RECORDED INFORMATION -
---------------
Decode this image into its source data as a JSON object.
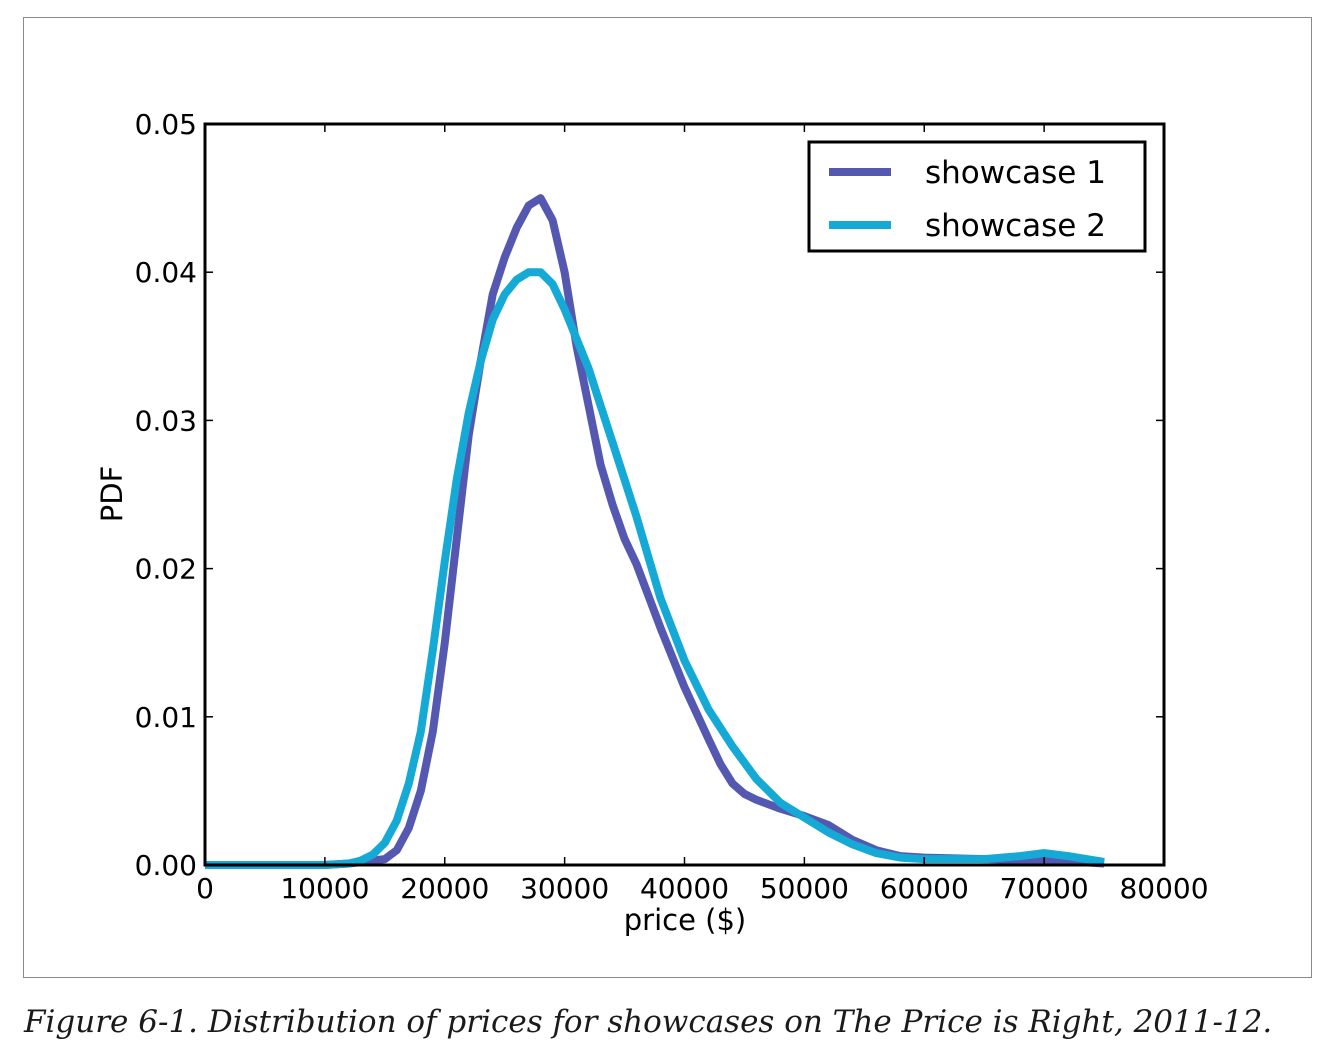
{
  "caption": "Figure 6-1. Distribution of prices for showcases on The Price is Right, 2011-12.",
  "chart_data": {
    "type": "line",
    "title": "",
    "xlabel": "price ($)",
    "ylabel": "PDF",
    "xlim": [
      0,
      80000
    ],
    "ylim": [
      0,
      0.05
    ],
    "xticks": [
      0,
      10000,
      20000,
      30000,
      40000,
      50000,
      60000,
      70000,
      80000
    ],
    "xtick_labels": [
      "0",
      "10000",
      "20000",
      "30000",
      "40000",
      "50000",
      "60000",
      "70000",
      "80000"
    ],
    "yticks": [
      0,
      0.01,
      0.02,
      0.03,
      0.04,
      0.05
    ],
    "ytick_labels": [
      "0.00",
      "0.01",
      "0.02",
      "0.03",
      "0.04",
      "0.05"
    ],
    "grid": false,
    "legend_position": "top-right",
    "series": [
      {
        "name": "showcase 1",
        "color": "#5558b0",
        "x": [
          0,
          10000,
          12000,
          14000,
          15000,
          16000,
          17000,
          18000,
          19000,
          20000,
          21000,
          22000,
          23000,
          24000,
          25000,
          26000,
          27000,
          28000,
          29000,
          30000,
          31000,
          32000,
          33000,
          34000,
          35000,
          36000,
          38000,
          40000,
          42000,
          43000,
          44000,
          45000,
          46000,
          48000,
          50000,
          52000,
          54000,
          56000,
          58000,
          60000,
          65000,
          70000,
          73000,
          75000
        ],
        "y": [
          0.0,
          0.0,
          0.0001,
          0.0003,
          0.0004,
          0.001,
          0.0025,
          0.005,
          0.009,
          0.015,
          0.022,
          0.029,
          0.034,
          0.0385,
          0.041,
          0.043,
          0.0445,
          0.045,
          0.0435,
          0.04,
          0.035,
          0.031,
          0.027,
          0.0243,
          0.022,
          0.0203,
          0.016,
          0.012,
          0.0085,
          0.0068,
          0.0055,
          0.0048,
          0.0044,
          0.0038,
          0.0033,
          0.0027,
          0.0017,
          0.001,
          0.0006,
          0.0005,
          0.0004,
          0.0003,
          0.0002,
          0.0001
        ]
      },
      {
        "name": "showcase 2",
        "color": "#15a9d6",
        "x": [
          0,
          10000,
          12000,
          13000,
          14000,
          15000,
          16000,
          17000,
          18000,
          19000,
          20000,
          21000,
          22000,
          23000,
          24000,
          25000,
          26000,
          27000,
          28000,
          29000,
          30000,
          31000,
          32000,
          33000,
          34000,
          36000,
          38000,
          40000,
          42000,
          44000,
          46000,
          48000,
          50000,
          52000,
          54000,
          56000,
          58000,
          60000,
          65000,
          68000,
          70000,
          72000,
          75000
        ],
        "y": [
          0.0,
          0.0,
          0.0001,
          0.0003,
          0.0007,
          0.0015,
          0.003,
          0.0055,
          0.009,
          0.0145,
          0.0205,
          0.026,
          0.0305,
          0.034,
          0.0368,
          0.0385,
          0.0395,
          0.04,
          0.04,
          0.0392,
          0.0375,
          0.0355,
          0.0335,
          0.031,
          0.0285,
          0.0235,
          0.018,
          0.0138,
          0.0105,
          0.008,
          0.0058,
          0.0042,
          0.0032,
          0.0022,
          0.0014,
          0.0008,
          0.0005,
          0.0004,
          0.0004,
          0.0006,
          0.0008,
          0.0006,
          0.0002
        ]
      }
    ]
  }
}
---------------
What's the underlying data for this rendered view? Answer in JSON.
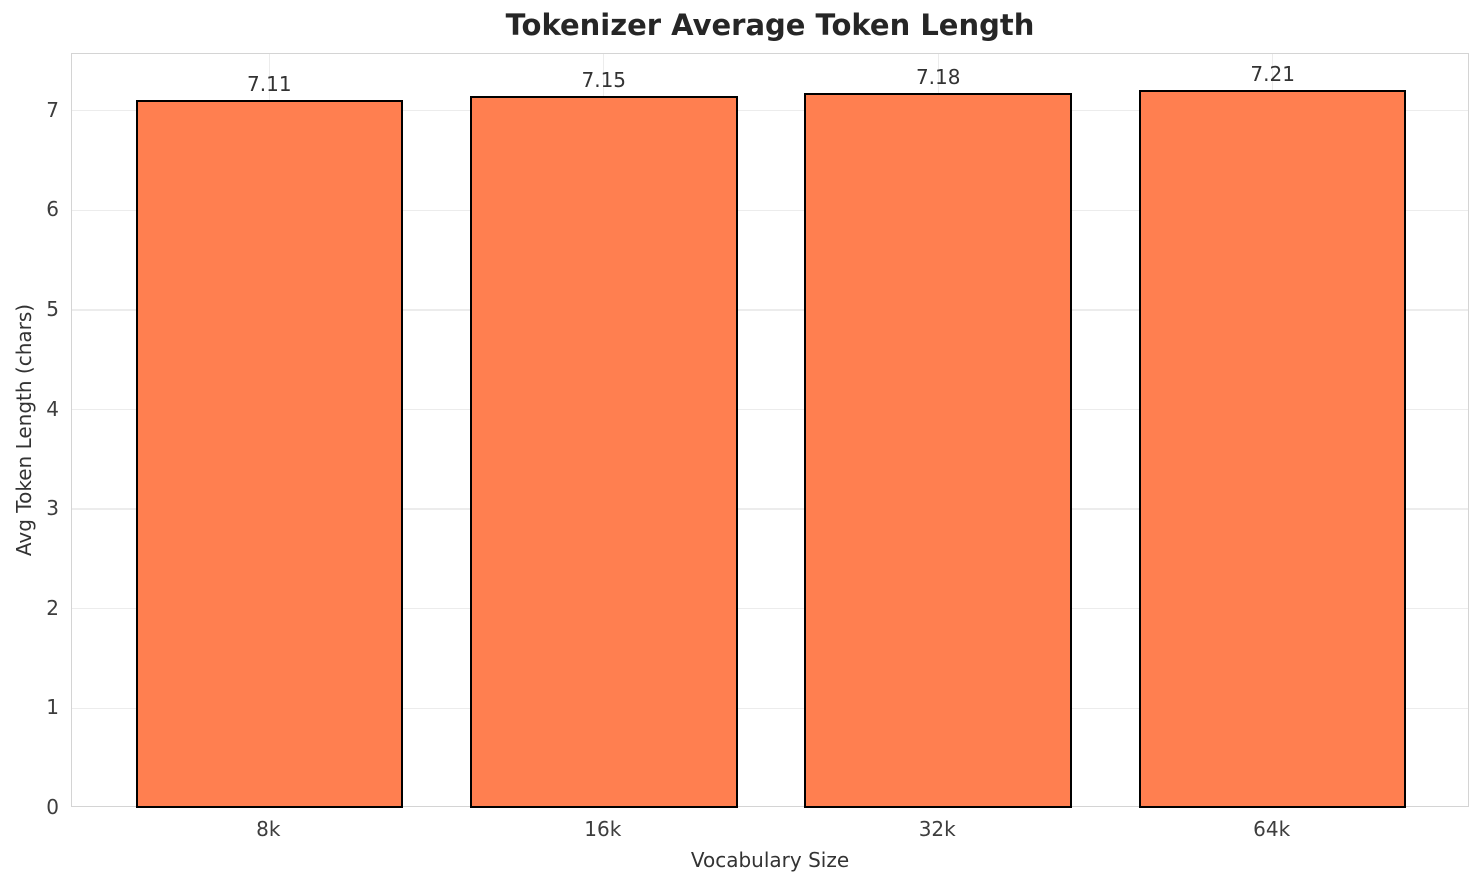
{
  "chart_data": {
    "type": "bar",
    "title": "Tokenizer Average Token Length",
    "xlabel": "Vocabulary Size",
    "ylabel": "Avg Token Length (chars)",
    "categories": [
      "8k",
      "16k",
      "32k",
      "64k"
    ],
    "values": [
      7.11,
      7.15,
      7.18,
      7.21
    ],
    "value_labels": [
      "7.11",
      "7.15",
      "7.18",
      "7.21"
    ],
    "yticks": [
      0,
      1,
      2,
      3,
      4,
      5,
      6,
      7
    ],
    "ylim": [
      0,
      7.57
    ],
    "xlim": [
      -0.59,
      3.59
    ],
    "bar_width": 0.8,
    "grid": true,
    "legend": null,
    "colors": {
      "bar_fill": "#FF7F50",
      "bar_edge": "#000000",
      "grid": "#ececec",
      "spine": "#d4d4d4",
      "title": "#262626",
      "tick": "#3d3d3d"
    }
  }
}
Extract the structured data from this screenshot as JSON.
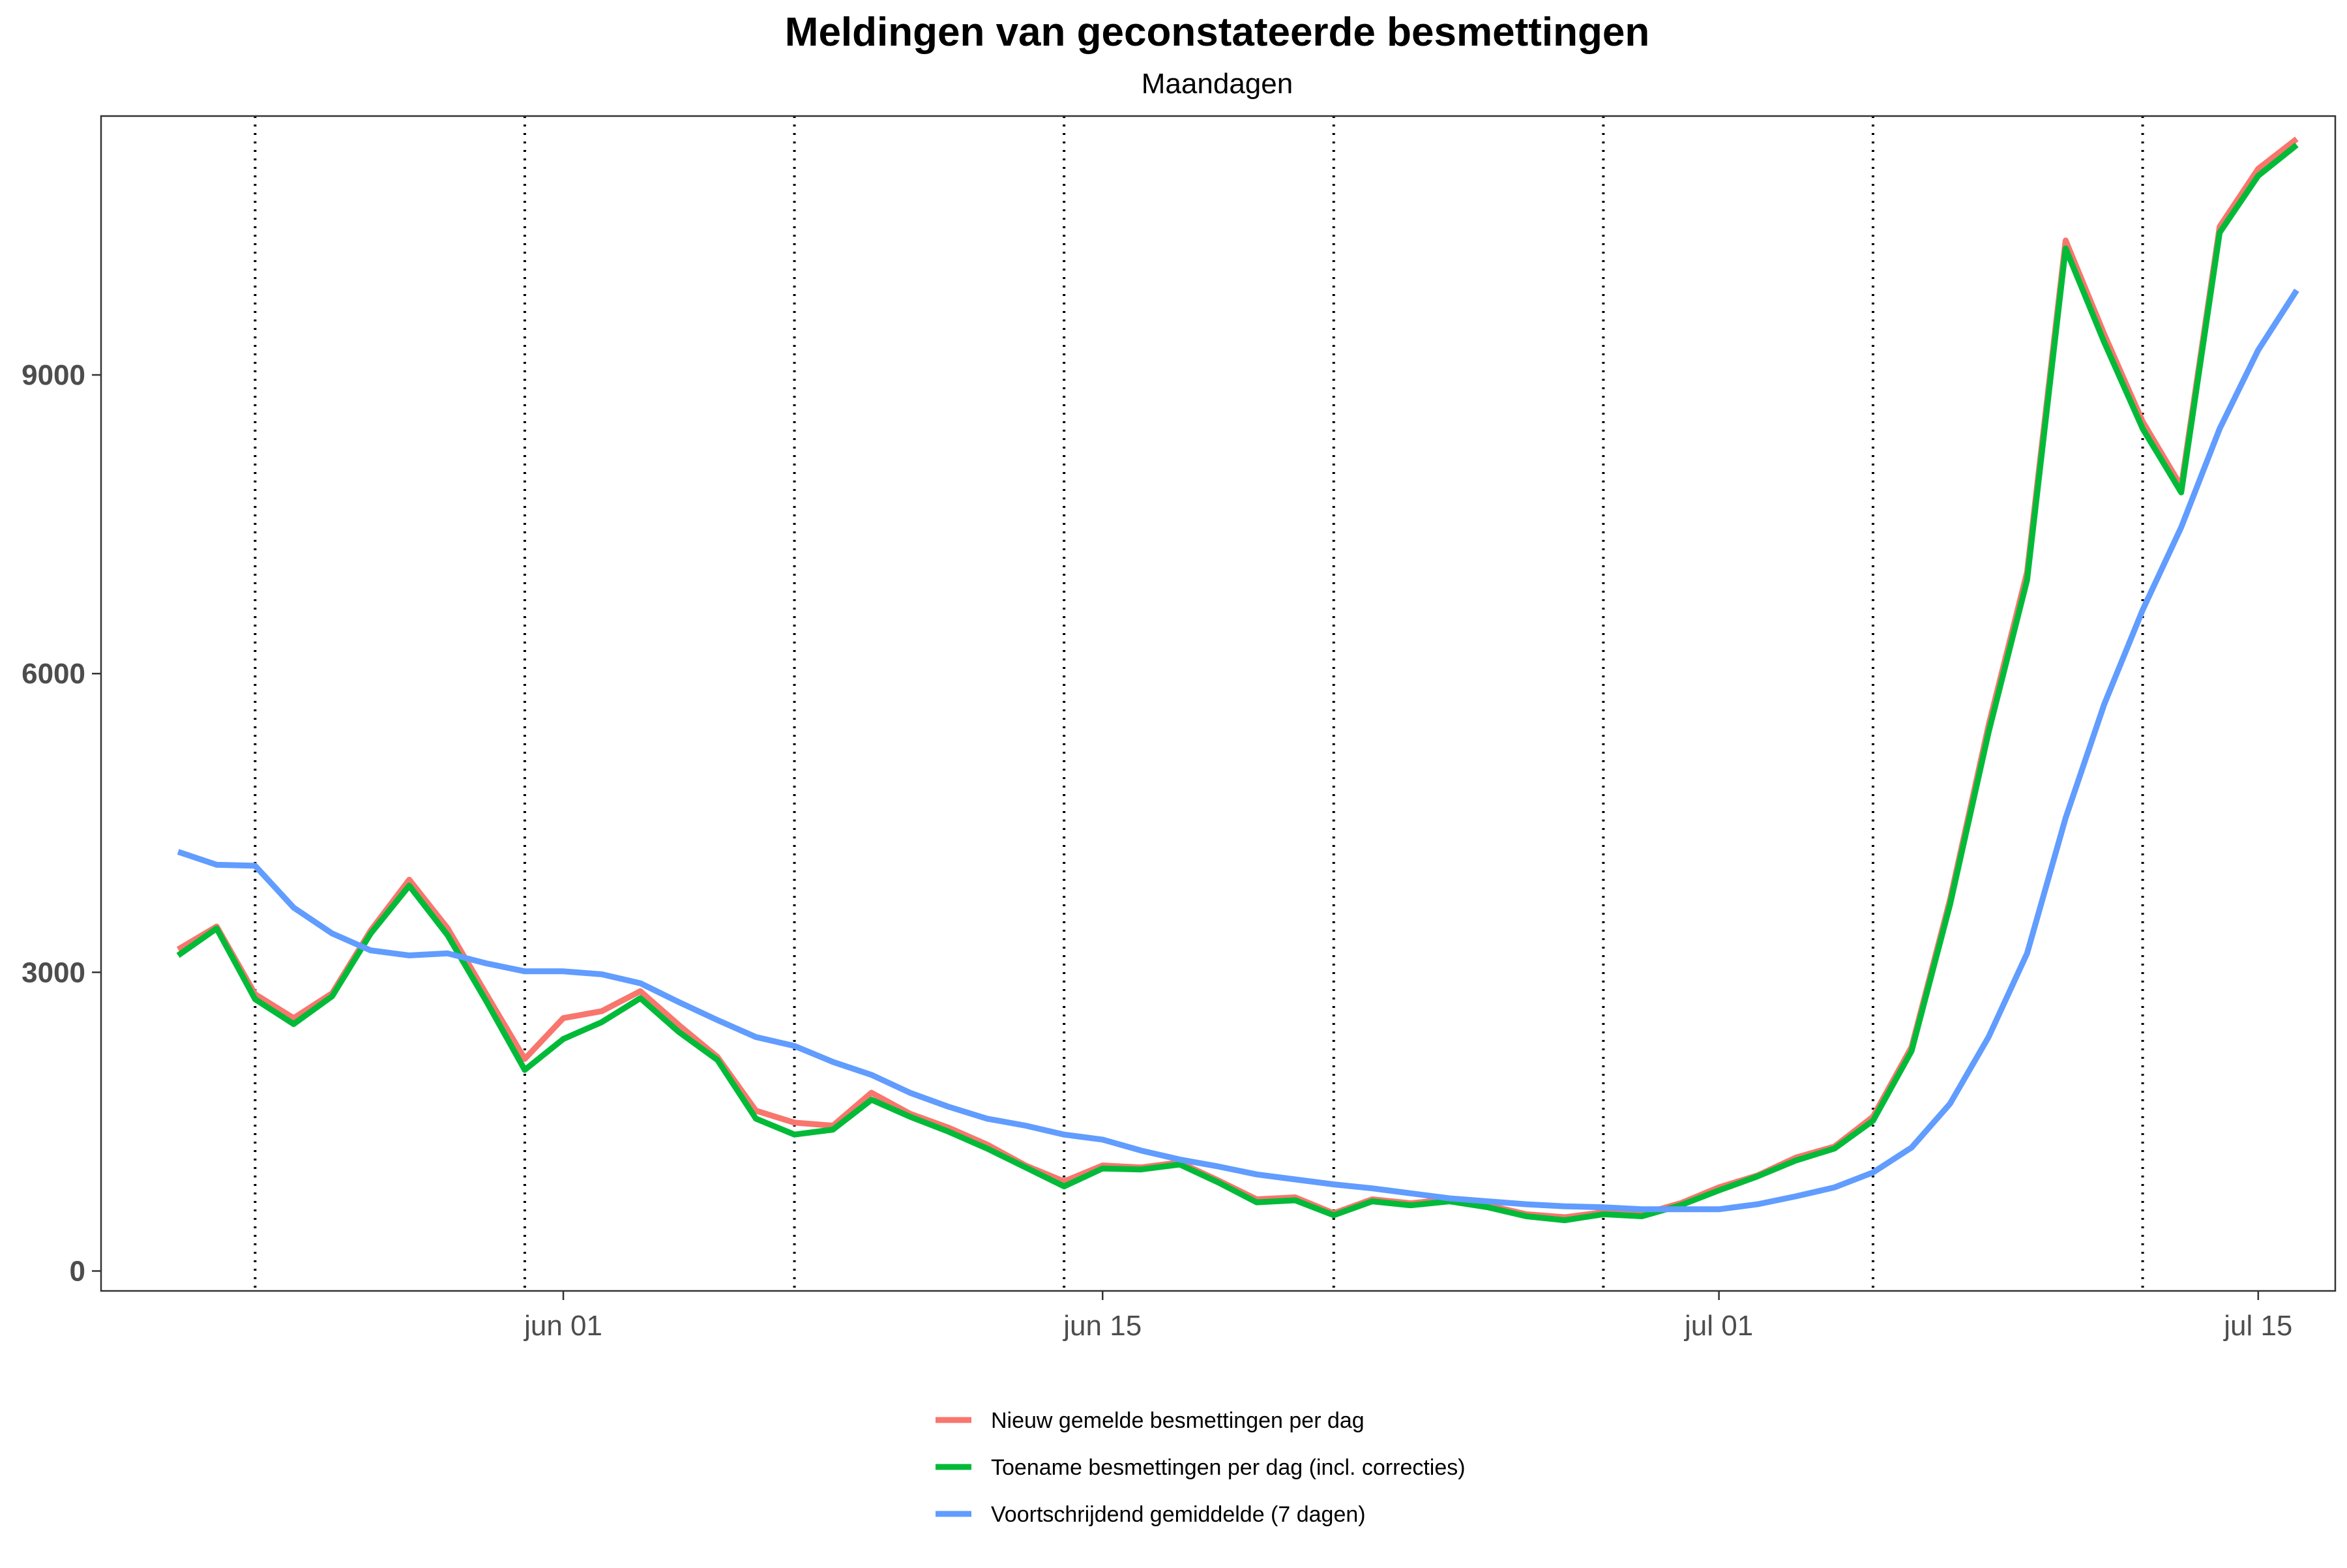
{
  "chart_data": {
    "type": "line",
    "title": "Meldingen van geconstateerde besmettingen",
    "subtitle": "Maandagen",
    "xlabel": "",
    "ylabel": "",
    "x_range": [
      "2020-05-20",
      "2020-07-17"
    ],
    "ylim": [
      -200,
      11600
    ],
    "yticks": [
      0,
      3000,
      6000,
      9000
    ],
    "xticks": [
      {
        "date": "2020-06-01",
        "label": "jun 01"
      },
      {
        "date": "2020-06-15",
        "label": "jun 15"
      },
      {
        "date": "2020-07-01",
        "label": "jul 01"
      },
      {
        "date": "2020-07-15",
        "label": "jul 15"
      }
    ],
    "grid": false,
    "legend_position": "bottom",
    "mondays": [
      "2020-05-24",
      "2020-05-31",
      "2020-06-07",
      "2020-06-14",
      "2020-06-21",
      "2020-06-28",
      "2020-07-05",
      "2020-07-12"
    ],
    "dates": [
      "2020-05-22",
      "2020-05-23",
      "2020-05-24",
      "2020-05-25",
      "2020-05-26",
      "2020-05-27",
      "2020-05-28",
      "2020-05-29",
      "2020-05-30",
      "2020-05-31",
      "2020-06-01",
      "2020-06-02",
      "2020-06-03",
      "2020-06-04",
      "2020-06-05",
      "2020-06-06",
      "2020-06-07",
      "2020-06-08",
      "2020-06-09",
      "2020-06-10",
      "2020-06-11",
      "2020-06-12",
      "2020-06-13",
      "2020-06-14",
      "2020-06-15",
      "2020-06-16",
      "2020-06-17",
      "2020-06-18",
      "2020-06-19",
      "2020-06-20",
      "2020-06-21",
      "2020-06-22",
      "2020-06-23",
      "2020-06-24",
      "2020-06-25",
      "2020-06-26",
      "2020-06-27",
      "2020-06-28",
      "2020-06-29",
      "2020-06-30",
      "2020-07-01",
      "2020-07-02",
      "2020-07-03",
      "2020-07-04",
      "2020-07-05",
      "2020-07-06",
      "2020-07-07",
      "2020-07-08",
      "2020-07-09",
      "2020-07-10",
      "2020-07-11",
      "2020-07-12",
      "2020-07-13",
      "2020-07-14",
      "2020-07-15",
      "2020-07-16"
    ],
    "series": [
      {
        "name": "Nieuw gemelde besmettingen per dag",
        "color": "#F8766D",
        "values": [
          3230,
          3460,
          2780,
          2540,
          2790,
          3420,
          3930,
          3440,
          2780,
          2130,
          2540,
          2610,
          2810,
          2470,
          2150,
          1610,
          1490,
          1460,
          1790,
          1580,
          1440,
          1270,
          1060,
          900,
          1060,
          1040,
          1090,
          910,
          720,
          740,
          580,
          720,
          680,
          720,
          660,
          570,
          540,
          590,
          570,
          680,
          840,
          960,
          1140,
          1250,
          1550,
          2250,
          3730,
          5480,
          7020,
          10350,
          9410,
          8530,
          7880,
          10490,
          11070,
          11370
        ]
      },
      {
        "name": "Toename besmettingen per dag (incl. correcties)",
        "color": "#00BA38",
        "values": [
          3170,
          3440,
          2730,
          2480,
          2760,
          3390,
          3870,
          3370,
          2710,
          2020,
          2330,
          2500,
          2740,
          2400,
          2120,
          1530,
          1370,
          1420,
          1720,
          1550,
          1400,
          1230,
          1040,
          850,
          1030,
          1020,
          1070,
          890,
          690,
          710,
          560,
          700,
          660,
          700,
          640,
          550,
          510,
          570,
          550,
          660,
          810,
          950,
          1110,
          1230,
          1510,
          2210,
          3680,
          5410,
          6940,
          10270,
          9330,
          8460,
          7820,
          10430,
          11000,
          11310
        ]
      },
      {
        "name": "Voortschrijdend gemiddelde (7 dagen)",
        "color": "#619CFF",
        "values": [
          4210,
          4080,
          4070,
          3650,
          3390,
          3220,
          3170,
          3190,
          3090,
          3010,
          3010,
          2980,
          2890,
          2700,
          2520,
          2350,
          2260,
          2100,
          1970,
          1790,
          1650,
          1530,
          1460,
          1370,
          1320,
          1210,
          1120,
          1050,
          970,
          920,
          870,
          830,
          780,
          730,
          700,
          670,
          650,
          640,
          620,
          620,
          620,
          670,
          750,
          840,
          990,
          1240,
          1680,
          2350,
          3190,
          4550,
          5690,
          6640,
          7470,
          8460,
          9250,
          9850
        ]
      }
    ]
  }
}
---------------
What is the number of lines in this listing that contain the word "JSON"? Answer with that number and nothing else.

WRITTEN ANSWER -
3